= TASK STATEMENT =
Every line that contains the word "text" is to be copied from the listing.

= AVAILABLE DATA =
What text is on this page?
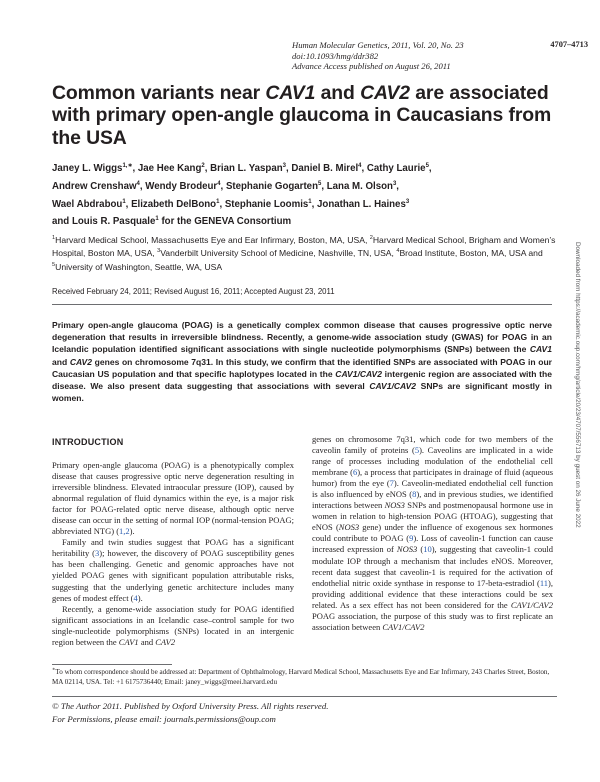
Human Molecular Genetics, 2011, Vol. 20, No. 23	4707–4713
doi:10.1093/hmg/ddr382
Advance Access published on August 26, 2011
Common variants near CAV1 and CAV2 are associated with primary open-angle glaucoma in Caucasians from the USA
Janey L. Wiggs$^{1,∗}$, Jae Hee Kang$^2$, Brian L. Yaspan$^3$, Daniel B. Mirel$^4$, Cathy Laurie$^5$,
Andrew Crenshaw$^4$, Wendy Brodeur$^4$, Stephanie Gogarten$^5$, Lana M. Olson$^3$,
Wael Abdrabou$^1$, Elizabeth DelBono$^1$, Stephanie Loomis$^1$, Jonathan L. Haines$^3$
and Louis R. Pasquale$^1$ for the GENEVA Consortium
$^1$Harvard Medical School, Massachusetts Eye and Ear Infirmary, Boston, MA, USA, $^2$Harvard Medical School, Brigham and Women’s Hospital, Boston MA, USA, $^3$Vanderbilt University School of Medicine, Nashville, TN, USA, $^4$Broad Institute, Boston, MA, USA and $^5$University of Washington, Seattle, WA, USA
Received February 24, 2011; Revised August 16, 2011; Accepted August 23, 2011
Primary open-angle glaucoma (POAG) is a genetically complex common disease that causes progressive optic nerve degeneration that results in irreversible blindness. Recently, a genome-wide association study (GWAS) for POAG in an Icelandic population identified significant associations with single nucleotide polymorphisms (SNPs) between the CAV1 and CAV2 genes on chromosome 7q31. In this study, we confirm that the identified SNPs are associated with POAG in our Caucasian US population and that specific haplotypes located in the CAV1/CAV2 intergenic region are associated with the disease. We also present data suggesting that associations with several CAV1/CAV2 SNPs are significant mostly in women.	Downloaded from https://academic.oup.com/hmg/article/20/23/4707/556713 by guest on 26 June 2022
INTRODUCTION

Primary open-angle glaucoma (POAG) is a phenotypically complex disease that causes progressive optic nerve degeneration resulting in irreversible blindness. Elevated intraocular pressure (IOP), caused by abnormal regulation of fluid dynamics within the eye, is a major risk factor for POAG-related optic nerve disease, although optic nerve disease can occur in the setting of normal IOP (normal-tension POAG; abbreviated NTG) (1,2).

Family and twin studies suggest that POAG has a significant heritability (3); however, the discovery of POAG susceptibility genes has been challenging. Genetic and genomic approaches have not yielded POAG genes with significant population attributable risks, suggesting that the underlying genetic architecture includes many genes of modest effect (4).

Recently, a genome-wide association study for POAG identified significant associations in an Icelandic case–control sample for two single-nucleotide polymorphisms (SNPs) located in an intergenic region between the CAV1 and CAV2

genes on chromosome 7q31, which code for two members of the caveolin family of proteins (5). Caveolins are implicated in a wide range of processes including modulation of the endothelial cell membrane (6), a process that participates in drainage of fluid (aqueous humor) from the eye (7). Caveolin-mediated endothelial cell function is also influenced by eNOS (8), and in previous studies, we identified interactions between NOS3 SNPs and postmenopausal hormone use in women in relation to high-tension POAG (HTOAG), suggesting that eNOS (NOS3 gene) under the influence of exogenous sex hormones could contribute to POAG (9). Loss of caveolin-1 function can cause increased expression of NOS3 (10), suggesting that caveolin-1 could modulate IOP through a mechanism that includes eNOS. Moreover, recent data suggest that caveolin-1 is required for the activation of endothelial nitric oxide synthase in response to 17-beta-estradiol (11), providing additional evidence that these interactions could be sex related. As a sex effect has not been considered for the CAV1/CAV2 POAG association, the purpose of this study was to first replicate an association between CAV1/CAV2

∗To whom correspondence should be addressed at: Department of Ophthalmology, Harvard Medical School, Massachusetts Eye and Ear Infirmary, 243 Charles Street, Boston, MA 02114, USA. Tel: +1 6175736440; Email: janey_wiggs@meei.harvard.edu
© The Author 2011. Published by Oxford University Press. All rights reserved.
For Permissions, please email: journals.permissions@oup.com
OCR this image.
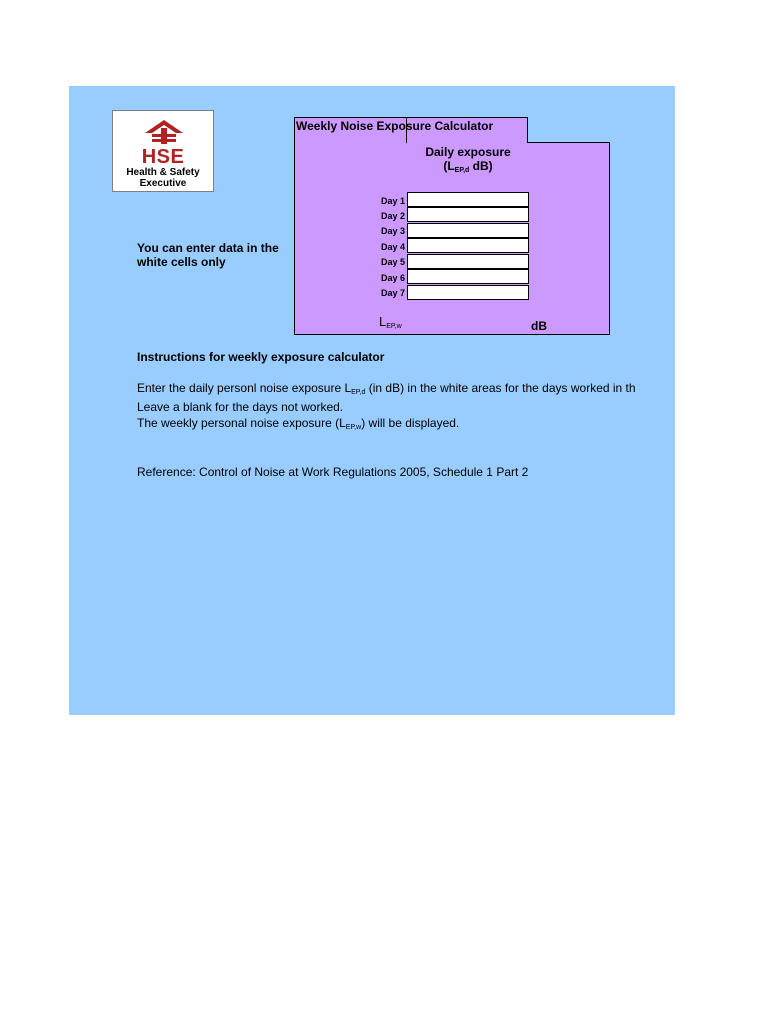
HSE
Health & Safety
Executive
You can enter data in the white cells only
Weekly Noise Exposure Calculator
Daily exposure
($L_{EP,d}$ dB)
Day 1
Day 2
Day 3
Day 4
Day 5
Day 6
Day 7
$L_{EP,w}$	dB
Instructions for weekly exposure calculator
Enter the daily personl noise exposure $L_{EP,d}$ (in dB) in the white areas for the days worked in th
Leave a blank for the days not worked.
The weekly personal noise exposure $(L_{EP,w})$ will be displayed.
Reference: Control of Noise at Work Regulations 2005, Schedule 1 Part 2
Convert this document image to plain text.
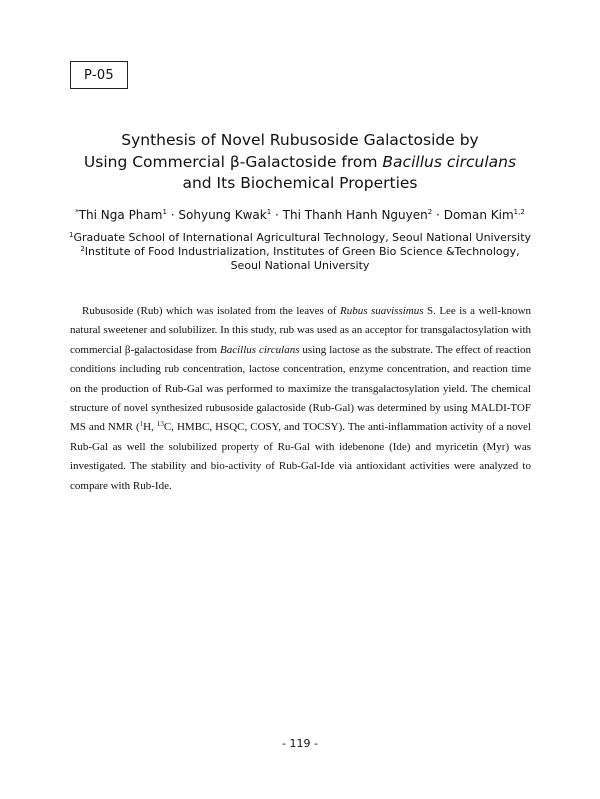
P-05
Synthesis of Novel Rubusoside Galactoside by
Using Commercial β-Galactoside from Bacillus circulans
and Its Biochemical Properties
*Thi Nga Pham$^1$ · Sohyung Kwak$^1$ · Thi Thanh Hanh Nguyen$^2$ · Doman Kim$^{1,2}$
$^1$Graduate School of International Agricultural Technology, Seoul National University
$^2$Institute of Food Industrialization, Institutes of Green Bio Science &Technology,
Seoul National University
Rubusoside (Rub) which was isolated from the leaves of Rubus suavissimus S. Lee is a well-known
natural sweetener and solubilizer. In this study, rub was used as an acceptor for transgalactosylation with
commercial β-galactosidase from Bacillus circulans using lactose as the substrate. The effect of reaction
conditions including rub concentration, lactose concentration, enzyme concentration, and reaction time
on the production of Rub-Gal was performed to maximize the transgalactosylation yield. The chemical
structure of novel synthesized rubusoside galactoside (Rub-Gal) was determined by using MALDI-TOF
MS and NMR ($^1$H, $^{13}$C, HMBC, HSQC, COSY, and TOCSY). The anti-inflammation activity of a novel
Rub-Gal as well the solubilized property of Ru-Gal with idebenone (Ide) and myricetin (Myr) was
investigated. The stability and bio-activity of Rub-Gal-Ide via antioxidant activities were analyzed to
compare with Rub-Ide.
- 119 -
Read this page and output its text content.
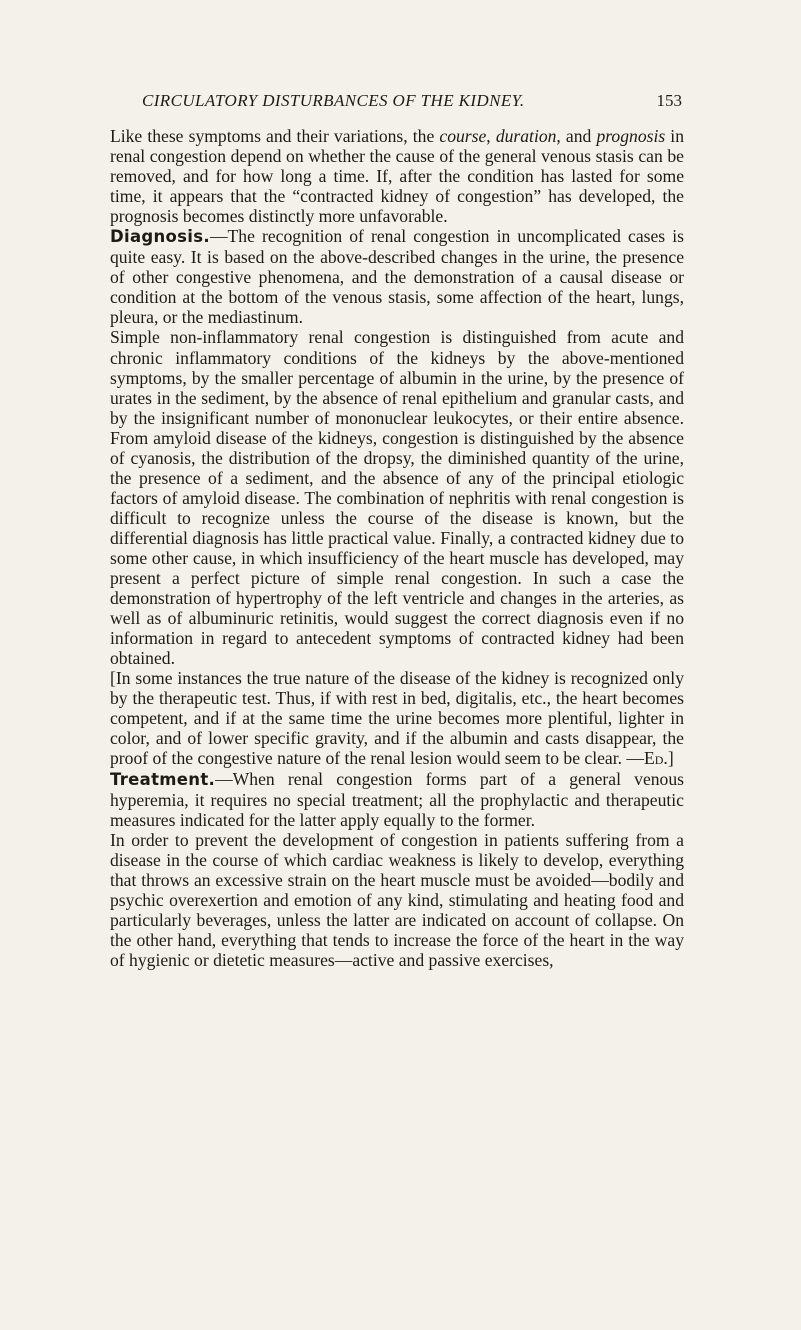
CIRCULATORY DISTURBANCES OF THE KIDNEY.	153

Like these symptoms and their variations, the course, duration, and prognosis in renal congestion depend on whether the cause of the general venous stasis can be removed, and for how long a time. If, after the condition has lasted for some time, it appears that the “contracted kidney of congestion” has developed, the prognosis becomes distinctly more unfavorable.

Diagnosis.—The recognition of renal congestion in uncomplicated cases is quite easy. It is based on the above-described changes in the urine, the presence of other congestive phenomena, and the demonstration of a causal disease or condition at the bottom of the venous stasis, some affection of the heart, lungs, pleura, or the mediastinum.

Simple non-inflammatory renal congestion is distinguished from acute and chronic inflammatory conditions of the kidneys by the above-mentioned symptoms, by the smaller percentage of albumin in the urine, by the presence of urates in the sediment, by the absence of renal epithelium and granular casts, and by the insignificant number of mononuclear leukocytes, or their entire absence. From amyloid disease of the kidneys, congestion is distinguished by the absence of cyanosis, the distribution of the dropsy, the diminished quantity of the urine, the presence of a sediment, and the absence of any of the principal etiologic factors of amyloid disease. The combination of nephritis with renal congestion is difficult to recognize unless the course of the disease is known, but the differential diagnosis has little practical value. Finally, a contracted kidney due to some other cause, in which insufficiency of the heart muscle has developed, may present a perfect picture of simple renal congestion. In such a case the demonstration of hypertrophy of the left ventricle and changes in the arteries, as well as of albuminuric retinitis, would suggest the correct diagnosis even if no information in regard to antecedent symptoms of contracted kidney had been obtained.

[In some instances the true nature of the disease of the kidney is recognized only by the therapeutic test. Thus, if with rest in bed, digitalis, etc., the heart becomes competent, and if at the same time the urine becomes more plentiful, lighter in color, and of lower specific gravity, and if the albumin and casts disappear, the proof of the congestive nature of the renal lesion would seem to be clear. —Ed.]

Treatment.—When renal congestion forms part of a general venous hyperemia, it requires no special treatment; all the prophylactic and therapeutic measures indicated for the latter apply equally to the former.

In order to prevent the development of congestion in patients suffering from a disease in the course of which cardiac weakness is likely to develop, everything that throws an excessive strain on the heart muscle must be avoided—bodily and psychic overexertion and emotion of any kind, stimulating and heating food and particularly beverages, unless the latter are indicated on account of collapse. On the other hand, everything that tends to increase the force of the heart in the way of hygienic or dietetic measures—active and passive exercises,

= SOLUTION TO THE PROBLEM =
What text is on this page?
Convert this document image to plain text.
Read this page and output its text content.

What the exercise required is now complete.